GIVEN INSTRUCTION
From the listing below, extract every line in which the word "указанному" appears.
━━━ GIVEN DATA ━━━
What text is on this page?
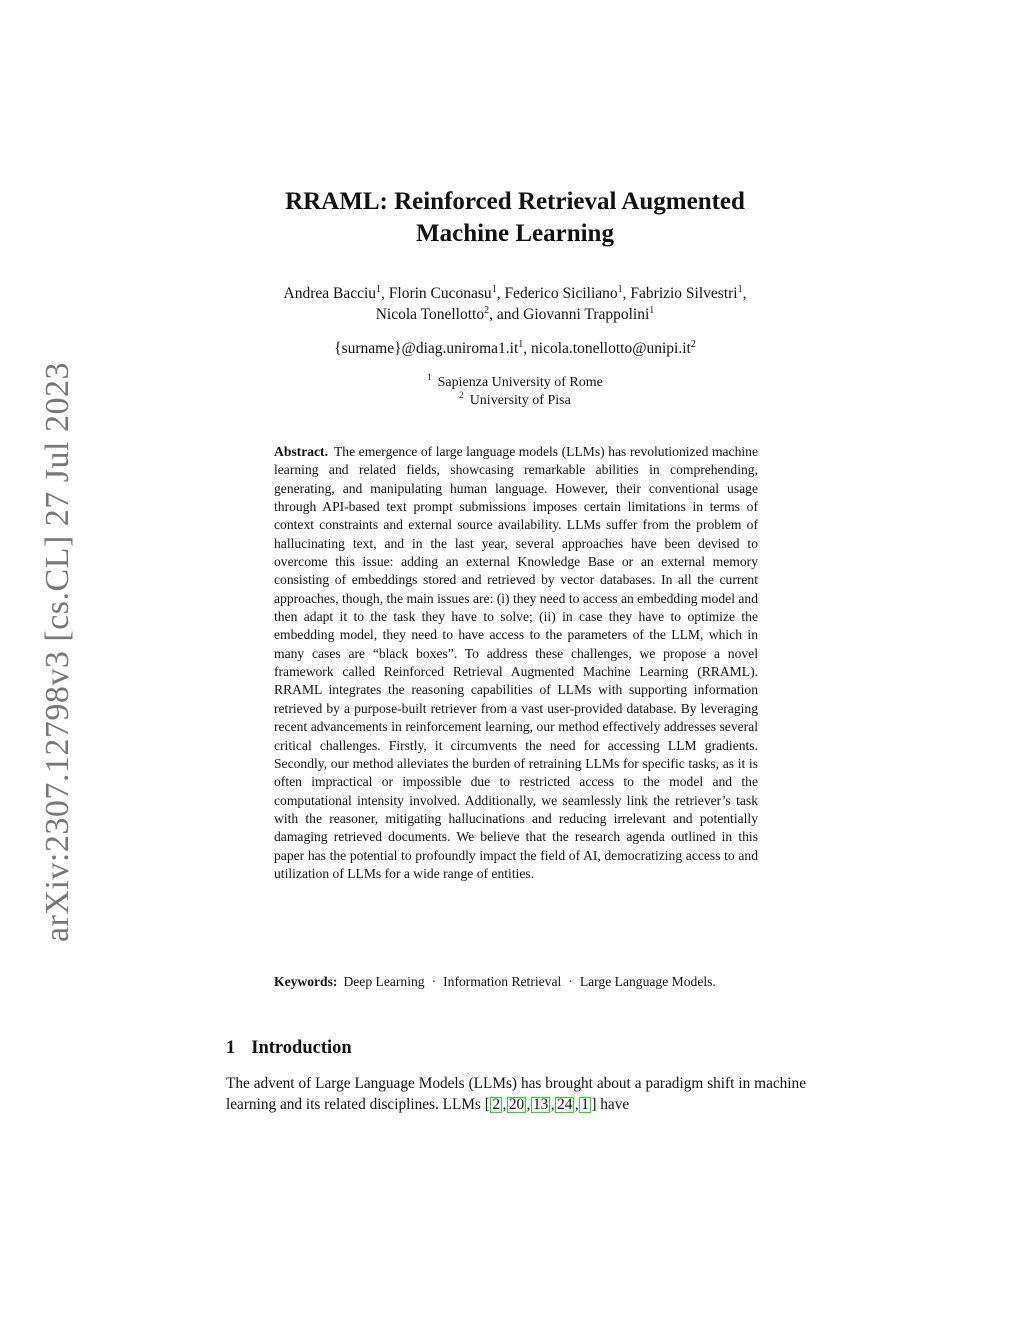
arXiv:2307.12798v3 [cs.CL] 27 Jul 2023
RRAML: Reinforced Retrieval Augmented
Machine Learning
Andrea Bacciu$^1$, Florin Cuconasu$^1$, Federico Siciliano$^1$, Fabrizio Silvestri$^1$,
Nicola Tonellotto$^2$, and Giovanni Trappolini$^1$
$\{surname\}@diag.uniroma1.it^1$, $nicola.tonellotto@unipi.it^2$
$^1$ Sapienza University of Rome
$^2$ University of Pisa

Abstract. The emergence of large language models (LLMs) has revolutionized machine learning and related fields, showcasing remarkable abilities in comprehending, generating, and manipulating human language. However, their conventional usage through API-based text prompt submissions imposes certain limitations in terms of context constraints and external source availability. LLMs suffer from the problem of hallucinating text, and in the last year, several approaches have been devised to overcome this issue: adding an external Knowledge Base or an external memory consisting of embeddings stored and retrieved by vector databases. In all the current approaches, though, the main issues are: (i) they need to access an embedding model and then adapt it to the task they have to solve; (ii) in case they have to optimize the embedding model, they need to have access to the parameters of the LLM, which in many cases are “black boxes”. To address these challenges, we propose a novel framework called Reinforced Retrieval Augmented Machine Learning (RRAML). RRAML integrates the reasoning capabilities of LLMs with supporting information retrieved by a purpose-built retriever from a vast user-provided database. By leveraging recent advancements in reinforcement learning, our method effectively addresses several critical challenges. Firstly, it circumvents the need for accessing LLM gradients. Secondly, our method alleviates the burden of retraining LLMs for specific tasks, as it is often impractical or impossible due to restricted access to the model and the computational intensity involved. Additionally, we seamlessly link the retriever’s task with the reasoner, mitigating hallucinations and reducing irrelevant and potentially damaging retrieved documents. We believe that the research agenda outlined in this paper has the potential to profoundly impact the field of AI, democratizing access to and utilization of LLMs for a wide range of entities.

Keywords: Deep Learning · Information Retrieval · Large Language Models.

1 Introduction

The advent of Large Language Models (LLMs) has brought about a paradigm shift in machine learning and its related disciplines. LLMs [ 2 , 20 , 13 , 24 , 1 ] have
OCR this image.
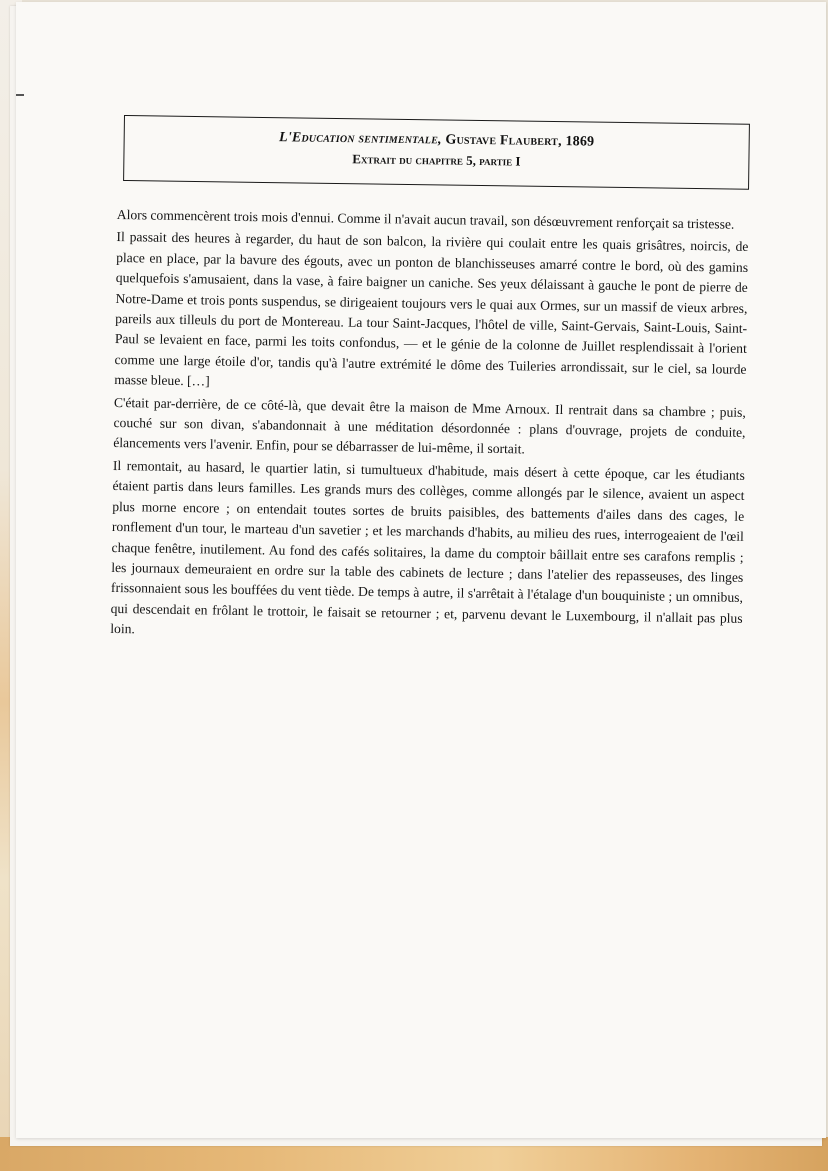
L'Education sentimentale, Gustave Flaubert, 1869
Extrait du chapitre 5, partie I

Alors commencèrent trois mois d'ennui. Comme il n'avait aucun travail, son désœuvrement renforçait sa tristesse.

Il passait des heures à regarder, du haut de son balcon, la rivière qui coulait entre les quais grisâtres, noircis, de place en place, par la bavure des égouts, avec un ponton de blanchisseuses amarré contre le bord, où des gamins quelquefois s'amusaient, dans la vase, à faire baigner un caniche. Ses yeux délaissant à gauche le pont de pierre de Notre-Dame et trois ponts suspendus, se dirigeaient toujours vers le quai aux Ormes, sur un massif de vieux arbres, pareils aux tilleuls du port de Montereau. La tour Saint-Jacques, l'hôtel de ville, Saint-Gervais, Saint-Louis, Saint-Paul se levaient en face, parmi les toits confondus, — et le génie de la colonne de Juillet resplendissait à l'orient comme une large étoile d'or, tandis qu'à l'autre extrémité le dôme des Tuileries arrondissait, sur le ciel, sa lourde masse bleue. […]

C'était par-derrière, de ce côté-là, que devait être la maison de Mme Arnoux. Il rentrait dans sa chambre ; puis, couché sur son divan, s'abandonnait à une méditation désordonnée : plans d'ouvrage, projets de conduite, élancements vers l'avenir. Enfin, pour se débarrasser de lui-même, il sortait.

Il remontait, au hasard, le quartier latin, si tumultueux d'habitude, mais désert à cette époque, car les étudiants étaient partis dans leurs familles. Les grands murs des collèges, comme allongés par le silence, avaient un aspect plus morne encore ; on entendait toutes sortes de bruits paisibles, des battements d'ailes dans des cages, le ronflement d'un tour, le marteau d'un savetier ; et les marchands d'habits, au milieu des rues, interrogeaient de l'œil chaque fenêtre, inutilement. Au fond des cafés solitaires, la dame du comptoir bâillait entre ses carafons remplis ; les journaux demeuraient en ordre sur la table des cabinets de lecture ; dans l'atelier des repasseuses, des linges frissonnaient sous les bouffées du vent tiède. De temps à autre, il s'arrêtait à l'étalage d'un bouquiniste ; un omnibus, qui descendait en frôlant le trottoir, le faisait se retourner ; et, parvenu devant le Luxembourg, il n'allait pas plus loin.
━━━
━━━ GIVEN DATA ━━━
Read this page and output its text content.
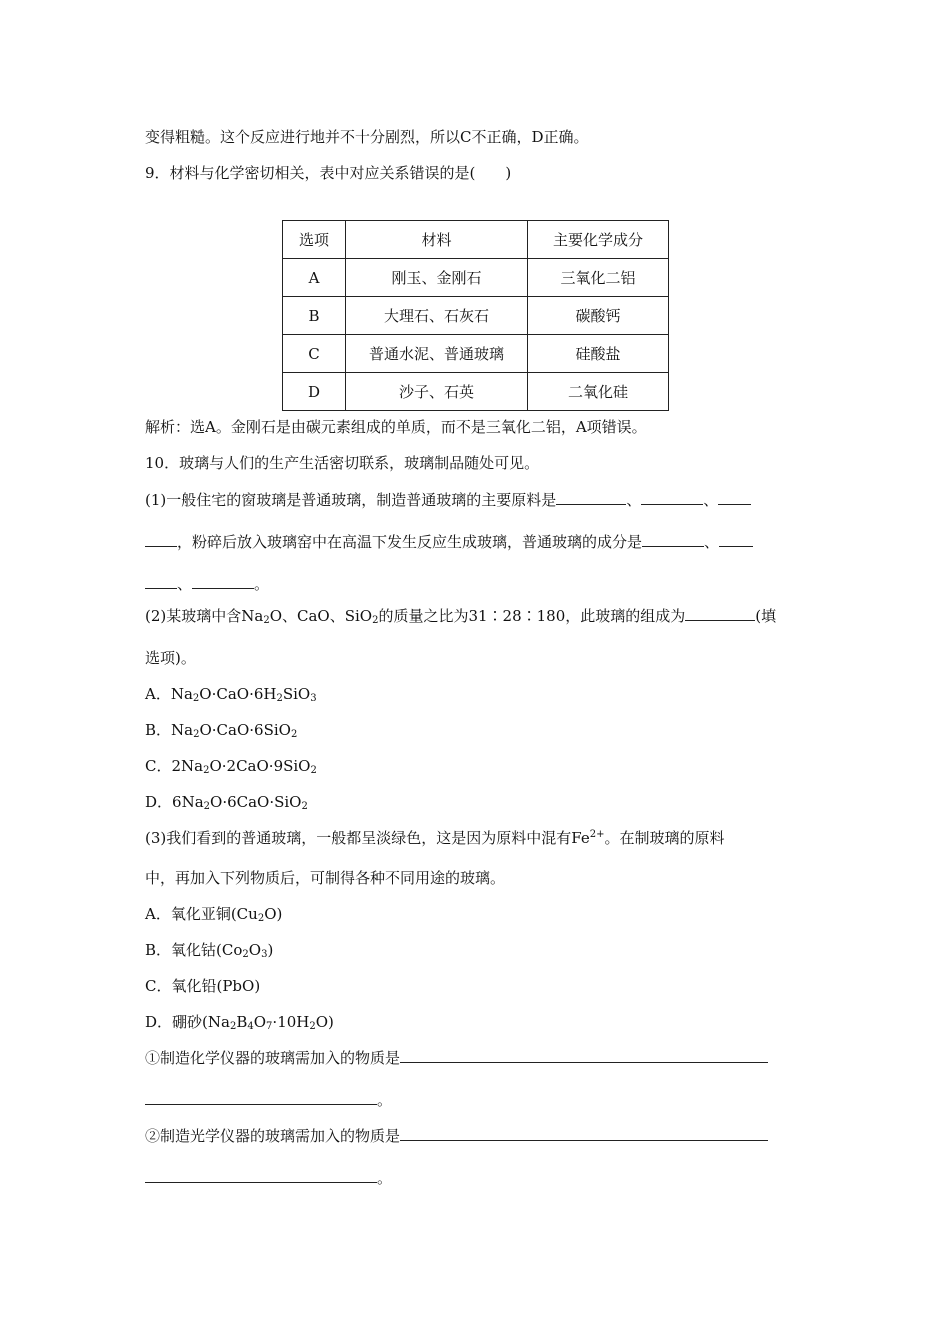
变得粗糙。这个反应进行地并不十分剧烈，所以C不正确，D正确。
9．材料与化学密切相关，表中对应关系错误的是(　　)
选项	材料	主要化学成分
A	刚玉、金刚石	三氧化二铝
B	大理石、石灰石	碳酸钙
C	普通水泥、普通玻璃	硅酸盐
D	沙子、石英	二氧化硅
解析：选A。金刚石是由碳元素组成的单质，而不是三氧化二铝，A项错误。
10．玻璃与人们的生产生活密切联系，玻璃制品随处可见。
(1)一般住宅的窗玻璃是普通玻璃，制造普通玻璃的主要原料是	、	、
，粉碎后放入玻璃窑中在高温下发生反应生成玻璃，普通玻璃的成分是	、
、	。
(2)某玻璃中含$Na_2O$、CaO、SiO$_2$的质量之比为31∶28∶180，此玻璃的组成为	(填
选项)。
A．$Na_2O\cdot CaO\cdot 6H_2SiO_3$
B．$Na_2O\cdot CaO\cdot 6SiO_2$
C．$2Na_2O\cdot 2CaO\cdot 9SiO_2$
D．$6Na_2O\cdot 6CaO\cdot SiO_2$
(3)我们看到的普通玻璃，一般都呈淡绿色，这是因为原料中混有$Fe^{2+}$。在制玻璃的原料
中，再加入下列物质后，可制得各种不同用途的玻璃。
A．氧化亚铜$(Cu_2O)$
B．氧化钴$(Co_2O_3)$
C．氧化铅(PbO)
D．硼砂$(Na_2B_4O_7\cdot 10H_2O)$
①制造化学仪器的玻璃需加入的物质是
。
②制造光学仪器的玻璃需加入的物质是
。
━━━
━━━ GIVEN DATA ━━━
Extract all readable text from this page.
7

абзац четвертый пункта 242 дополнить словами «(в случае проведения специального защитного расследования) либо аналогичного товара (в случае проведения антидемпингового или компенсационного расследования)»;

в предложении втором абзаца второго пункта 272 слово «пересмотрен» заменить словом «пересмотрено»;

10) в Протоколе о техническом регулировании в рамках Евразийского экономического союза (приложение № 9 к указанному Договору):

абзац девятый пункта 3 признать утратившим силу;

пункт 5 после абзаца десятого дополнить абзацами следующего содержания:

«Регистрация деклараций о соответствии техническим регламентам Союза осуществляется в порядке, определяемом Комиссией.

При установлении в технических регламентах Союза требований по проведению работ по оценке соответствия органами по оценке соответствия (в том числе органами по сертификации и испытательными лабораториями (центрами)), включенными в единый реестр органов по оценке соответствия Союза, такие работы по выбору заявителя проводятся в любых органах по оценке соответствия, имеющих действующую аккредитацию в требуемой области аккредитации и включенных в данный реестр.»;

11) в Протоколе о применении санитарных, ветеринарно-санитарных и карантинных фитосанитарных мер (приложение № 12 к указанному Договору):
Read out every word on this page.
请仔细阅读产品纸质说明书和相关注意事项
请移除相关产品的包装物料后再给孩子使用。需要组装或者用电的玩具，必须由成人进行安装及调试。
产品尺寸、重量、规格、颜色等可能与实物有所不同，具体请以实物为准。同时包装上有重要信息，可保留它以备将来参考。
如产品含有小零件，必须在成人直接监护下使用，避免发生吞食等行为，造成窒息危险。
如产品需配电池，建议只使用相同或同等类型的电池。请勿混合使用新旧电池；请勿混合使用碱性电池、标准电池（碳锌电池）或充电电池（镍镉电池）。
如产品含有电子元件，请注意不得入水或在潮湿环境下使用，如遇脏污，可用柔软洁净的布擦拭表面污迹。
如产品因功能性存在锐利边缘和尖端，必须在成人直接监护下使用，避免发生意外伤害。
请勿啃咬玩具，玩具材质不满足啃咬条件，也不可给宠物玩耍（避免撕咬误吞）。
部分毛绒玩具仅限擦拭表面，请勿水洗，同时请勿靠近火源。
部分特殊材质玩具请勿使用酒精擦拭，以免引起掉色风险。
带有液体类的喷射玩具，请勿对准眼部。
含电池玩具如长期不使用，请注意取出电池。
━━━
TASK RESPONSE
10) в Протоколе о техническом регулировании в рамках Евразийского экономического союза (приложение № 9 к указанному Договору):
11) в Протоколе о применении санитарных, ветеринарно-санитарных и карантинных фитосанитарных мер (приложение № 12 к указанному Договору):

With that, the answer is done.